Records excerpted from a collection
===============

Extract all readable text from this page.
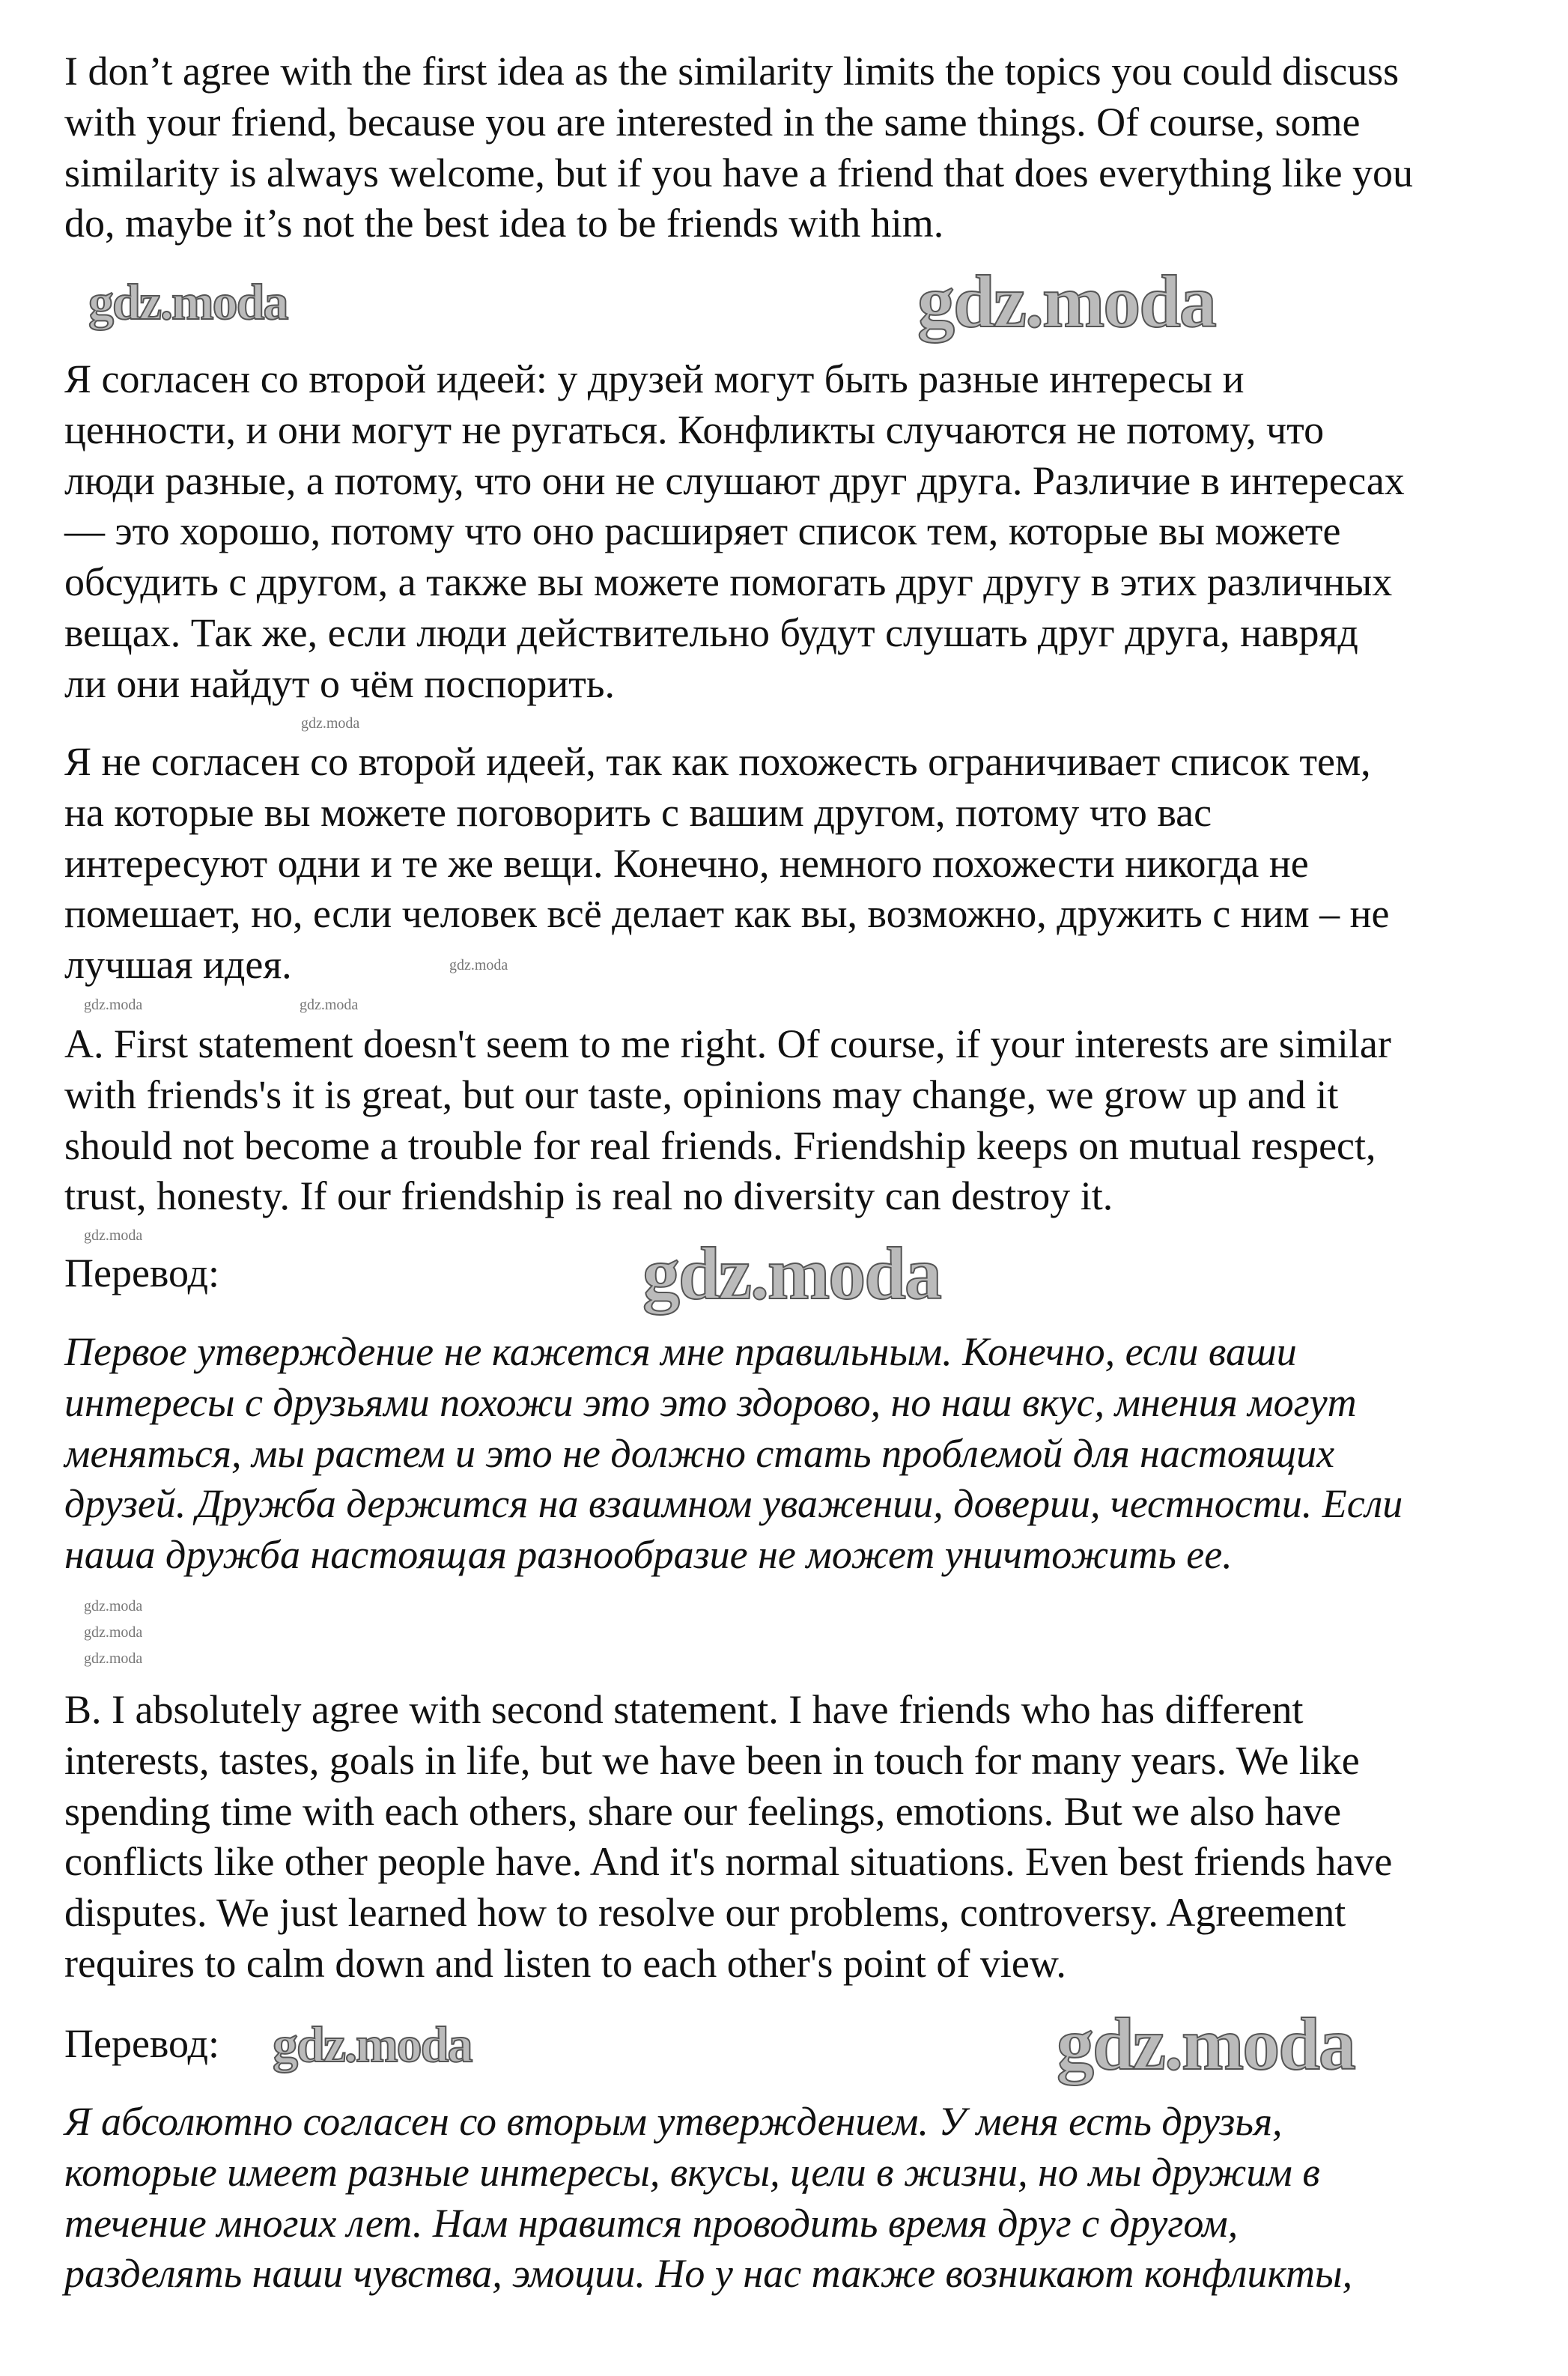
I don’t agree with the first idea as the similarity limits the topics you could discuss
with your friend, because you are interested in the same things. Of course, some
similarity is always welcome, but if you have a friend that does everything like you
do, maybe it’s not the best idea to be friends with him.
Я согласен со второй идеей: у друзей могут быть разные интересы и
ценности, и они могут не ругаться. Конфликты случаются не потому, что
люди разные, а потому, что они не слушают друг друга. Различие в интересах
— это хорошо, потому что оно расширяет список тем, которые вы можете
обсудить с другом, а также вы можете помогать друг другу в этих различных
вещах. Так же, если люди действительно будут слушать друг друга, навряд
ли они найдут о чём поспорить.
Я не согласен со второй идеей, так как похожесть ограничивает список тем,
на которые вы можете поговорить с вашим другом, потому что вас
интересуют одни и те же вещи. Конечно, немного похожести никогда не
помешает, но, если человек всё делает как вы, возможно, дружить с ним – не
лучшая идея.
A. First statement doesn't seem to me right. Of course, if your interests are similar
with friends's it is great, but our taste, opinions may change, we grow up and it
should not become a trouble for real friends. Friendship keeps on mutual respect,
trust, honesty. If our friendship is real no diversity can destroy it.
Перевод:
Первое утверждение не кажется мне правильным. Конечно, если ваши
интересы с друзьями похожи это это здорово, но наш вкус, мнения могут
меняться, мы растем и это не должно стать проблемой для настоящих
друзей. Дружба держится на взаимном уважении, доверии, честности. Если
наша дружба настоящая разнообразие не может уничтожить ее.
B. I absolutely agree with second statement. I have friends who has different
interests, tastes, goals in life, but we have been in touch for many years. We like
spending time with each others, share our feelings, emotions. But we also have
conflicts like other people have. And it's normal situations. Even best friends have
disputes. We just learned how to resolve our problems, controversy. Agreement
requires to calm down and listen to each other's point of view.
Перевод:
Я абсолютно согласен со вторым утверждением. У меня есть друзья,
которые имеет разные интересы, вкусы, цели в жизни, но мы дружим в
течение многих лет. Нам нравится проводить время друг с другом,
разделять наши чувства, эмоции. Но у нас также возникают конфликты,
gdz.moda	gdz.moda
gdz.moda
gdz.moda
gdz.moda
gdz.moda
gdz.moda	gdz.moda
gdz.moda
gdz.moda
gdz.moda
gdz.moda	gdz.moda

===============

DO THIS
Using the material above, set down every line exactly, but skip the pictures.

SOLUTION TO THIS TASK
Extract all readable text from this page.
I don’t agree with the first idea as the similarity limits the topics you could discuss
with your friend, because you are interested in the same things. Of course, some
similarity is always welcome, but if you have a friend that does everything like you
do, maybe it’s not the best idea to be friends with him.
Я согласен со второй идеей: у друзей могут быть разные интересы и
ценности, и они могут не ругаться. Конфликты случаются не потому, что
люди разные, а потому, что они не слушают друг друга. Различие в интересах
— это хорошо, потому что оно расширяет список тем, которые вы можете
обсудить с другом, а также вы можете помогать друг другу в этих различных
вещах. Так же, если люди действительно будут слушать друг друга, навряд
ли они найдут о чём поспорить.
Я не согласен со второй идеей, так как похожесть ограничивает список тем,
на которые вы можете поговорить с вашим другом, потому что вас
интересуют одни и те же вещи. Конечно, немного похожести никогда не
помешает, но, если человек всё делает как вы, возможно, дружить с ним – не
лучшая идея.
A. First statement doesn't seem to me right. Of course, if your interests are similar
with friends's it is great, but our taste, opinions may change, we grow up and it
should not become a trouble for real friends. Friendship keeps on mutual respect,
trust, honesty. If our friendship is real no diversity can destroy it.
Перевод:
Первое утверждение не кажется мне правильным. Конечно, если ваши
интересы с друзьями похожи это это здорово, но наш вкус, мнения могут
меняться, мы растем и это не должно стать проблемой для настоящих
друзей. Дружба держится на взаимном уважении, доверии, честности. Если
наша дружба настоящая разнообразие не может уничтожить ее.
B. I absolutely agree with second statement. I have friends who has different
interests, tastes, goals in life, but we have been in touch for many years. We like
spending time with each others, share our feelings, emotions. But we also have
conflicts like other people have. And it's normal situations. Even best friends have
disputes. We just learned how to resolve our problems, controversy. Agreement
requires to calm down and listen to each other's point of view.
Перевод:
Я абсолютно согласен со вторым утверждением. У меня есть друзья,
которые имеет разные интересы, вкусы, цели в жизни, но мы дружим в
течение многих лет. Нам нравится проводить время друг с другом,
разделять наши чувства, эмоции. Но у нас также возникают конфликты,
gdz.moda	gdz.moda
gdz.moda
gdz.moda
gdz.moda
gdz.moda
gdz.moda	gdz.moda
gdz.moda
gdz.moda
gdz.moda
gdz.moda	gdz.moda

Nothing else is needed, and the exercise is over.